## TASK DESCRIPTION
Retype all of the records below line for line, without changing anything. Leave the pictures out.

## PROVIDED ENTRIES
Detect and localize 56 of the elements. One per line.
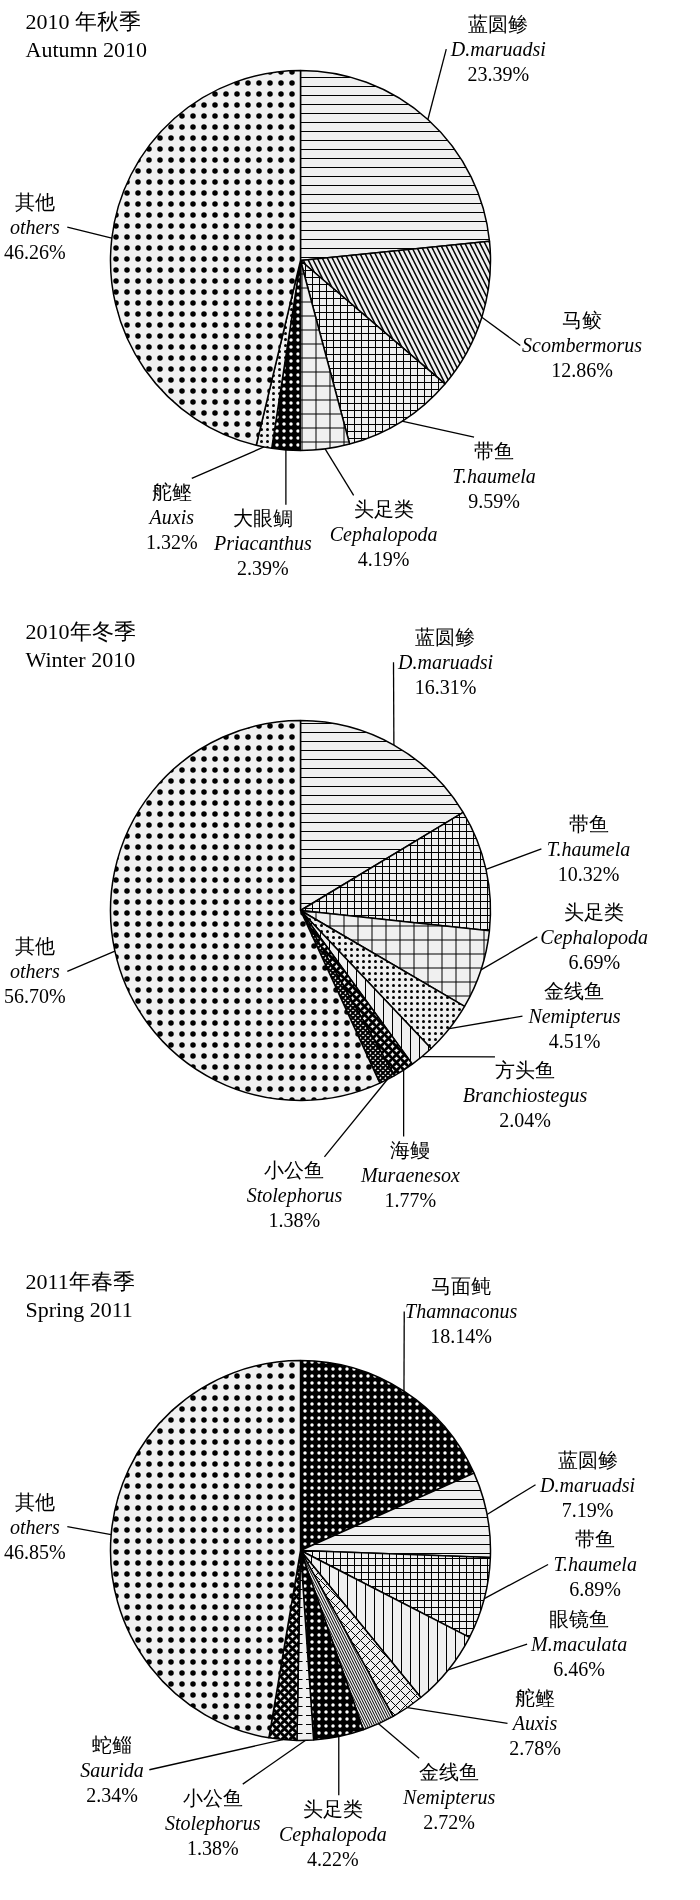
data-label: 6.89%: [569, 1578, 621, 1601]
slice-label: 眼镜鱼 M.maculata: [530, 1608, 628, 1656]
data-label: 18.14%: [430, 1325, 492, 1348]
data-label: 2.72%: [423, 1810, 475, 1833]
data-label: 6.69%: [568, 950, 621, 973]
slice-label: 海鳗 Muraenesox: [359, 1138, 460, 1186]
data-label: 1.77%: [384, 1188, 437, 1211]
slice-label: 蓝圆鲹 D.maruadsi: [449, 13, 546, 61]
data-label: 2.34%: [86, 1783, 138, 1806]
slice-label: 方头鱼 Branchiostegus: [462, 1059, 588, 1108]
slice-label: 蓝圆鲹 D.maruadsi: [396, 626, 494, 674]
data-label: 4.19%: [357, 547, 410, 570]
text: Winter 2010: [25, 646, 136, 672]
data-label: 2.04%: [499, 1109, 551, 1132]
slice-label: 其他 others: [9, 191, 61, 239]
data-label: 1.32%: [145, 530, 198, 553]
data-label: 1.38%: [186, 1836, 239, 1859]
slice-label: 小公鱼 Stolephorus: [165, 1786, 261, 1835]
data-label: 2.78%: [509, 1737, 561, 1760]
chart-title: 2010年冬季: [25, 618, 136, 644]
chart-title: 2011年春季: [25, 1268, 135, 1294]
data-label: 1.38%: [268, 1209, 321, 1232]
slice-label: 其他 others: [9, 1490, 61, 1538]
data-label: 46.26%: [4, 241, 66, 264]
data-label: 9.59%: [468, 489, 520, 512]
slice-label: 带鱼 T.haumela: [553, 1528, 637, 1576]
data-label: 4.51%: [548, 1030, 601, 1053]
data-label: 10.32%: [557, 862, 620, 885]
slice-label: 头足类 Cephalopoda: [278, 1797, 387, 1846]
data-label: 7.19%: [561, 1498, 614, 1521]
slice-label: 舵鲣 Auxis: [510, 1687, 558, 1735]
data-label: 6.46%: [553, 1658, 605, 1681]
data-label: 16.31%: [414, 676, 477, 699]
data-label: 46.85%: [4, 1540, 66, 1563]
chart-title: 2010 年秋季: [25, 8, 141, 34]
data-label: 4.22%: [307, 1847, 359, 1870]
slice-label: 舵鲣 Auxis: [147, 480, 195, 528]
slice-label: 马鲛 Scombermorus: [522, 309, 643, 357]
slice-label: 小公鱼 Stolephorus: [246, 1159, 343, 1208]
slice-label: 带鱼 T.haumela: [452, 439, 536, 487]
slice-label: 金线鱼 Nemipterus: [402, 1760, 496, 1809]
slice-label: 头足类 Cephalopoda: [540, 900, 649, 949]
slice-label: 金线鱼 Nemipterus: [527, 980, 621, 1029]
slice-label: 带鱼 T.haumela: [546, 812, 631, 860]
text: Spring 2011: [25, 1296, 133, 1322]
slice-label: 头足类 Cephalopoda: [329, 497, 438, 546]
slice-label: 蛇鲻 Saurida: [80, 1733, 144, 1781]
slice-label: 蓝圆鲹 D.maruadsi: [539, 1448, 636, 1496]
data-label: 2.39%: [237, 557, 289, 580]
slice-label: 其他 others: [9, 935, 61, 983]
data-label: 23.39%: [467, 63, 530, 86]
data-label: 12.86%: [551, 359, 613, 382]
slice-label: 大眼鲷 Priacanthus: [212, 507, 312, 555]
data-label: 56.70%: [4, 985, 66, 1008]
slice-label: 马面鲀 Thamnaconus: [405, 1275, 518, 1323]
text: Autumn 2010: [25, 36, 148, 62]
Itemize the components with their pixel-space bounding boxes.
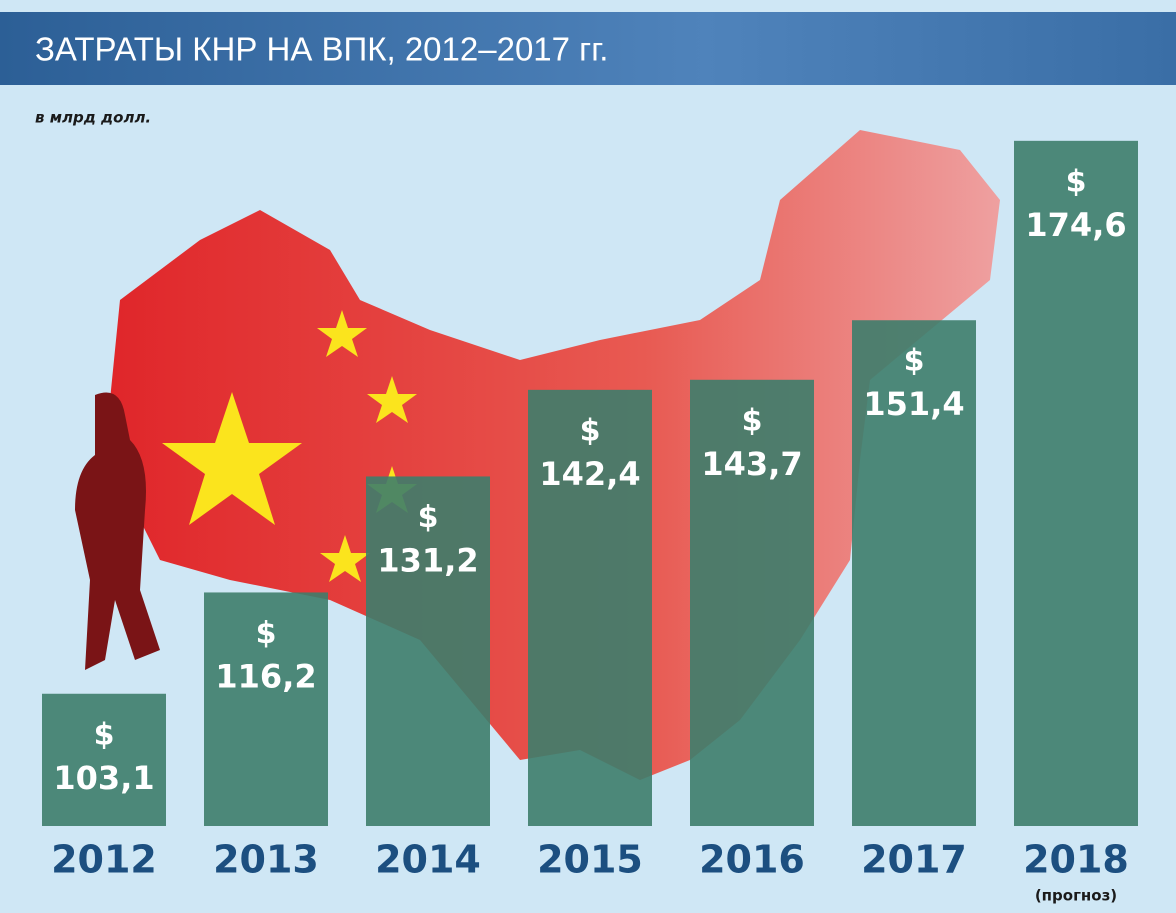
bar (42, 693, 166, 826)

## EXPECTED ANSWER
Detect and localize 56 of the elements. One per line.
data-label: 6.89%: [569, 1578, 621, 1601]
slice-label: 眼镜鱼 M.maculata: [530, 1608, 628, 1656]
data-label: 18.14%: [430, 1325, 492, 1348]
data-label: 2.72%: [423, 1810, 475, 1833]
data-label: 6.69%: [568, 950, 621, 973]
slice-label: 海鳗 Muraenesox: [359, 1138, 460, 1186]
data-label: 1.77%: [384, 1188, 437, 1211]
slice-label: 蓝圆鲹 D.maruadsi: [449, 13, 546, 61]
data-label: 2.34%: [86, 1783, 138, 1806]
slice-label: 方头鱼 Branchiostegus: [462, 1059, 588, 1108]
slice-label: 蓝圆鲹 D.maruadsi: [396, 626, 494, 674]
data-label: 4.19%: [357, 547, 410, 570]
text: Winter 2010: [25, 646, 136, 672]
data-label: 2.04%: [499, 1109, 551, 1132]
slice-label: 其他 others: [9, 191, 61, 239]
data-label: 1.32%: [145, 530, 198, 553]
data-label: 1.38%: [186, 1836, 239, 1859]
slice-label: 小公鱼 Stolephorus: [165, 1786, 261, 1835]
data-label: 2.78%: [509, 1737, 561, 1760]
chart-title: 2010年冬季: [25, 618, 136, 644]
chart-title: 2011年春季: [25, 1268, 135, 1294]
data-label: 1.38%: [268, 1209, 321, 1232]
slice-label: 其他 others: [9, 1490, 61, 1538]
data-label: 46.26%: [4, 241, 66, 264]
data-label: 9.59%: [468, 489, 520, 512]
slice-label: 带鱼 T.haumela: [553, 1528, 637, 1576]
data-label: 4.51%: [548, 1030, 601, 1053]
data-label: 10.32%: [557, 862, 620, 885]
slice-label: 头足类 Cephalopoda: [278, 1797, 387, 1846]
data-label: 7.19%: [561, 1498, 614, 1521]
slice-label: 舵鲣 Auxis: [510, 1687, 558, 1735]
data-label: 6.46%: [553, 1658, 605, 1681]
data-label: 16.31%: [414, 676, 477, 699]
data-label: 46.85%: [4, 1540, 66, 1563]
chart-title: 2010 年秋季: [25, 8, 141, 34]
data-label: 4.22%: [307, 1847, 359, 1870]
slice-label: 舵鲣 Auxis: [147, 480, 195, 528]
slice-label: 马鲛 Scombermorus: [522, 309, 643, 357]
slice-label: 小公鱼 Stolephorus: [246, 1159, 343, 1208]
slice-label: 带鱼 T.haumela: [452, 439, 536, 487]
slice-label: 金线鱼 Nemipterus: [402, 1760, 496, 1809]
slice-label: 头足类 Cephalopoda: [540, 900, 649, 949]
slice-label: 金线鱼 Nemipterus: [527, 980, 621, 1029]
slice-label: 带鱼 T.haumela: [546, 812, 631, 860]
text: Spring 2011: [25, 1296, 133, 1322]
slice-label: 头足类 Cephalopoda: [329, 497, 438, 546]
slice-label: 蛇鲻 Saurida: [80, 1733, 144, 1781]
slice-label: 蓝圆鲹 D.maruadsi: [539, 1448, 636, 1496]
data-label: 2.39%: [237, 557, 289, 580]
slice-label: 其他 others: [9, 935, 61, 983]
data-label: 23.39%: [467, 63, 530, 86]
data-label: 12.86%: [551, 359, 613, 382]
slice-label: 大眼鲷 Priacanthus: [212, 507, 312, 555]
data-label: 56.70%: [4, 985, 66, 1008]
slice-label: 马面鲀 Thamnaconus: [405, 1275, 518, 1323]
text: Autumn 2010: [25, 36, 148, 62]
Itemize the components with their pixel-space bounding boxes.
bar (42, 693, 166, 826)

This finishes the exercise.